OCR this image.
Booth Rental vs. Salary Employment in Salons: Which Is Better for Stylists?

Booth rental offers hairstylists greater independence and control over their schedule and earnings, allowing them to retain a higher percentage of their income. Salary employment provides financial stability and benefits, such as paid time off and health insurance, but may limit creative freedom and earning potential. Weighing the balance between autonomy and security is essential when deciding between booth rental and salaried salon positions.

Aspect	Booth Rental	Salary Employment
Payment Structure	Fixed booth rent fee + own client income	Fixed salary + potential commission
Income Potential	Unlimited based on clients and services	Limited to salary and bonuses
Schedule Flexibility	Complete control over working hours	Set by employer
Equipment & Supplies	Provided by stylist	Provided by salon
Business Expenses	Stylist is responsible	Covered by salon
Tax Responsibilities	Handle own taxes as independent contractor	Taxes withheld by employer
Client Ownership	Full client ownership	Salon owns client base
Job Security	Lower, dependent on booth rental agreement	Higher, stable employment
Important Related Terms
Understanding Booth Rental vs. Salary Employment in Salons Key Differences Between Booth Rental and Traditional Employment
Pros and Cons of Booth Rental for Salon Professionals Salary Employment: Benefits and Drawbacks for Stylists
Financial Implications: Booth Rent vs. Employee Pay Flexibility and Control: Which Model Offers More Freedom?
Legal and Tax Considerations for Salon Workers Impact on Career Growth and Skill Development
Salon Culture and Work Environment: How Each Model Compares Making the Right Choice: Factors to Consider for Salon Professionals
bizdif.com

______

Directions: Your task is to return the full listing exactly as it was given.

Answer:
OCR this image.
Booth Rental vs. Salary Employment in Salons: Which Is Better for Stylists?

Booth rental offers hairstylists greater independence and control over their schedule and earnings, allowing them to retain a higher percentage of their income. Salary employment provides financial stability and benefits, such as paid time off and health insurance, but may limit creative freedom and earning potential. Weighing the balance between autonomy and security is essential when deciding between booth rental and salaried salon positions.

Aspect	Booth Rental	Salary Employment
Payment Structure	Fixed booth rent fee + own client income	Fixed salary + potential commission
Income Potential	Unlimited based on clients and services	Limited to salary and bonuses
Schedule Flexibility	Complete control over working hours	Set by employer
Equipment & Supplies	Provided by stylist	Provided by salon
Business Expenses	Stylist is responsible	Covered by salon
Tax Responsibilities	Handle own taxes as independent contractor	Taxes withheld by employer
Client Ownership	Full client ownership	Salon owns client base
Job Security	Lower, dependent on booth rental agreement	Higher, stable employment
Important Related Terms
Understanding Booth Rental vs. Salary Employment in Salons Key Differences Between Booth Rental and Traditional Employment
Pros and Cons of Booth Rental for Salon Professionals Salary Employment: Benefits and Drawbacks for Stylists
Financial Implications: Booth Rent vs. Employee Pay Flexibility and Control: Which Model Offers More Freedom?
Legal and Tax Considerations for Salon Workers Impact on Career Growth and Skill Development
Salon Culture and Work Environment: How Each Model Compares Making the Right Choice: Factors to Consider for Salon Professionals
bizdif.com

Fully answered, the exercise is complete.